◆ PROBLEM DESCRIPTION ◆
Gather each line containing the string "Edilen" from these entries.

=== DATA SECTION ===

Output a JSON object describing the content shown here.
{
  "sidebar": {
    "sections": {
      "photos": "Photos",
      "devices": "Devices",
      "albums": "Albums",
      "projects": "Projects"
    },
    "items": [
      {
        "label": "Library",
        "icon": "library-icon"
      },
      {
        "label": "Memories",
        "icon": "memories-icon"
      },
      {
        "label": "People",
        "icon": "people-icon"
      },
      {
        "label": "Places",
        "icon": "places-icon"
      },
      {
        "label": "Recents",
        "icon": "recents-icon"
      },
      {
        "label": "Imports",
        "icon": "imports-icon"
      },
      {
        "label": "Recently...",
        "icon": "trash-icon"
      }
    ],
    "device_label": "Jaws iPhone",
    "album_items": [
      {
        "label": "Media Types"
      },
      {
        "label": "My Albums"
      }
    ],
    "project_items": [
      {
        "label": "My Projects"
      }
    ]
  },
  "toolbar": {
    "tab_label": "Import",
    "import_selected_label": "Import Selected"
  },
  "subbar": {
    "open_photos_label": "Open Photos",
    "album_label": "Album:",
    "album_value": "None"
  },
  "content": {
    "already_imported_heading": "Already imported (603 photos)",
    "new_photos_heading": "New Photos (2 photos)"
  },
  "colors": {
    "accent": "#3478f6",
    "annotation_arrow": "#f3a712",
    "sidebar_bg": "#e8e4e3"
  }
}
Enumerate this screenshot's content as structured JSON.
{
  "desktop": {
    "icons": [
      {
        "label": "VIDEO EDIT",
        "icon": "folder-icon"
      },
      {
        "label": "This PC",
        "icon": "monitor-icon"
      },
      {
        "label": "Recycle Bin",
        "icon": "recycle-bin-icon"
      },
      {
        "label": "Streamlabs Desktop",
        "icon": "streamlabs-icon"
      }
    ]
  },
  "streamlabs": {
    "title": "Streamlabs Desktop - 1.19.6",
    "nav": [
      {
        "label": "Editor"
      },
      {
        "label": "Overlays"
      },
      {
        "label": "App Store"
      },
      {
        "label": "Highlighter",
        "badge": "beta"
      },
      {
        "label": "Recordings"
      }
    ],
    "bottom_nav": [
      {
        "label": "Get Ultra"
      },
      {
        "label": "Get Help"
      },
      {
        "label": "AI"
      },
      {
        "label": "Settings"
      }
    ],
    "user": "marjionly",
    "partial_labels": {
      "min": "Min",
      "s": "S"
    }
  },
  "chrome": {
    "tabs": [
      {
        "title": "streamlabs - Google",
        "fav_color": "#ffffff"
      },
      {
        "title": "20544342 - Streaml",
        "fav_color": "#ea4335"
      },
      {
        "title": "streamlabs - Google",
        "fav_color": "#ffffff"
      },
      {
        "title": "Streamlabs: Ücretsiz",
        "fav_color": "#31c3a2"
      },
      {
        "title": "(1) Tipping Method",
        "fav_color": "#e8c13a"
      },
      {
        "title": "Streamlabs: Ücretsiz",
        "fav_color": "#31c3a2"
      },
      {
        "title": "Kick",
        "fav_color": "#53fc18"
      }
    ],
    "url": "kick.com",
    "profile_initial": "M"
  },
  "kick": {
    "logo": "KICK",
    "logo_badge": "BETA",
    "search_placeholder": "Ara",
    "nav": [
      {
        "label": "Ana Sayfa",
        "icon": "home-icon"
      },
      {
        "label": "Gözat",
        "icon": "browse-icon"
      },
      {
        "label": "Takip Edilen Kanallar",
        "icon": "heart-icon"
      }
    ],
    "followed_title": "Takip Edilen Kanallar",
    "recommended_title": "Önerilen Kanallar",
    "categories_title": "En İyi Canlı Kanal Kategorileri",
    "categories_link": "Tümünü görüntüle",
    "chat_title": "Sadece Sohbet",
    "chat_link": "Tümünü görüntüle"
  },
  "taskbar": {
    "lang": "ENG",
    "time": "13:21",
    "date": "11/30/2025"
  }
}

===

◆ ANSWER TO THE EXERCISE ◆
        "label": "Takip Edilen Kanallar",
    "followed_title": "Takip Edilen Kanallar",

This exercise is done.